Recorded data
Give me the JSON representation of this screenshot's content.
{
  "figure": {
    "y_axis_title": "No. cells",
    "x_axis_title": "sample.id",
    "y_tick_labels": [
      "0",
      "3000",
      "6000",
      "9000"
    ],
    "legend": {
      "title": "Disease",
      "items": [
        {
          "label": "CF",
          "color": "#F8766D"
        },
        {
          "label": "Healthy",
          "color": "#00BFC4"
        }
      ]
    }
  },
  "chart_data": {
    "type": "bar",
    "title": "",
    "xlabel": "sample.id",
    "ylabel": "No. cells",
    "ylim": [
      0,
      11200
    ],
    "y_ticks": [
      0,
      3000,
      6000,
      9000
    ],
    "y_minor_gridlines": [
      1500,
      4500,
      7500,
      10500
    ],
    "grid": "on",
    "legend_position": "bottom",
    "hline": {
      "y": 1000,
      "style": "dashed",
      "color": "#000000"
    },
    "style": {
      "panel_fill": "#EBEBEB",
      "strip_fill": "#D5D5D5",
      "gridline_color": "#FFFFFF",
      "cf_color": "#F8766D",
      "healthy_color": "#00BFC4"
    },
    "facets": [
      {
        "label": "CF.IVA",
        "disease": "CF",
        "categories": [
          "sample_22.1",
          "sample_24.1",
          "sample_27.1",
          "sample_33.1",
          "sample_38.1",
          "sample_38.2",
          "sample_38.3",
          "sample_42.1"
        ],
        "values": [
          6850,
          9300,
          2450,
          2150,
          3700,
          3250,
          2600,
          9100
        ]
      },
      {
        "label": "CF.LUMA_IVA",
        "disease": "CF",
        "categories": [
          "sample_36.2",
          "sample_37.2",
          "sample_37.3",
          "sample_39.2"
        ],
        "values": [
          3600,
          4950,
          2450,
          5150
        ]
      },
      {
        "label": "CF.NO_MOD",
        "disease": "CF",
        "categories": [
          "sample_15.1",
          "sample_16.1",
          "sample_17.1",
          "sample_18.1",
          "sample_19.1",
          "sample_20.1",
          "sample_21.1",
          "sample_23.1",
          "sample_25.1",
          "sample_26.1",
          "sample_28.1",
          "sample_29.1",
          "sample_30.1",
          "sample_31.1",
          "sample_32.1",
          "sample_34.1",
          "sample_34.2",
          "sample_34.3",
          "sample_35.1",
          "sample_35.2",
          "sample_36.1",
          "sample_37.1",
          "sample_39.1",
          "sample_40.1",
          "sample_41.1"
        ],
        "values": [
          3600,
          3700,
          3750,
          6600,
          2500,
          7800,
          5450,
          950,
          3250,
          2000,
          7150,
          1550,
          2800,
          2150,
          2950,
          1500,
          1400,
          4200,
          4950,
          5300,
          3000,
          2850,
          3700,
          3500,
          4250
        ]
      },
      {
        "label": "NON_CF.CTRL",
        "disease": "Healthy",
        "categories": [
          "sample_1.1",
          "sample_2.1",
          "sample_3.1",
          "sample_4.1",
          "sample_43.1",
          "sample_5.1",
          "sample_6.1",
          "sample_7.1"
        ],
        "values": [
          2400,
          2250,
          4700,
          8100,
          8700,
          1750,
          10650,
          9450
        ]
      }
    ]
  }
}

Work task
Print each entry exactly as it was written.

Answer box
Give me the JSON representation of this screenshot's content.
{
  "figure": {
    "y_axis_title": "No. cells",
    "x_axis_title": "sample.id",
    "y_tick_labels": [
      "0",
      "3000",
      "6000",
      "9000"
    ],
    "legend": {
      "title": "Disease",
      "items": [
        {
          "label": "CF",
          "color": "#F8766D"
        },
        {
          "label": "Healthy",
          "color": "#00BFC4"
        }
      ]
    }
  },
  "chart_data": {
    "type": "bar",
    "title": "",
    "xlabel": "sample.id",
    "ylabel": "No. cells",
    "ylim": [
      0,
      11200
    ],
    "y_ticks": [
      0,
      3000,
      6000,
      9000
    ],
    "y_minor_gridlines": [
      1500,
      4500,
      7500,
      10500
    ],
    "grid": "on",
    "legend_position": "bottom",
    "hline": {
      "y": 1000,
      "style": "dashed",
      "color": "#000000"
    },
    "style": {
      "panel_fill": "#EBEBEB",
      "strip_fill": "#D5D5D5",
      "gridline_color": "#FFFFFF",
      "cf_color": "#F8766D",
      "healthy_color": "#00BFC4"
    },
    "facets": [
      {
        "label": "CF.IVA",
        "disease": "CF",
        "categories": [
          "sample_22.1",
          "sample_24.1",
          "sample_27.1",
          "sample_33.1",
          "sample_38.1",
          "sample_38.2",
          "sample_38.3",
          "sample_42.1"
        ],
        "values": [
          6850,
          9300,
          2450,
          2150,
          3700,
          3250,
          2600,
          9100
        ]
      },
      {
        "label": "CF.LUMA_IVA",
        "disease": "CF",
        "categories": [
          "sample_36.2",
          "sample_37.2",
          "sample_37.3",
          "sample_39.2"
        ],
        "values": [
          3600,
          4950,
          2450,
          5150
        ]
      },
      {
        "label": "CF.NO_MOD",
        "disease": "CF",
        "categories": [
          "sample_15.1",
          "sample_16.1",
          "sample_17.1",
          "sample_18.1",
          "sample_19.1",
          "sample_20.1",
          "sample_21.1",
          "sample_23.1",
          "sample_25.1",
          "sample_26.1",
          "sample_28.1",
          "sample_29.1",
          "sample_30.1",
          "sample_31.1",
          "sample_32.1",
          "sample_34.1",
          "sample_34.2",
          "sample_34.3",
          "sample_35.1",
          "sample_35.2",
          "sample_36.1",
          "sample_37.1",
          "sample_39.1",
          "sample_40.1",
          "sample_41.1"
        ],
        "values": [
          3600,
          3700,
          3750,
          6600,
          2500,
          7800,
          5450,
          950,
          3250,
          2000,
          7150,
          1550,
          2800,
          2150,
          2950,
          1500,
          1400,
          4200,
          4950,
          5300,
          3000,
          2850,
          3700,
          3500,
          4250
        ]
      },
      {
        "label": "NON_CF.CTRL",
        "disease": "Healthy",
        "categories": [
          "sample_1.1",
          "sample_2.1",
          "sample_3.1",
          "sample_4.1",
          "sample_43.1",
          "sample_5.1",
          "sample_6.1",
          "sample_7.1"
        ],
        "values": [
          2400,
          2250,
          4700,
          8100,
          8700,
          1750,
          10650,
          9450
        ]
      }
    ]
  }
}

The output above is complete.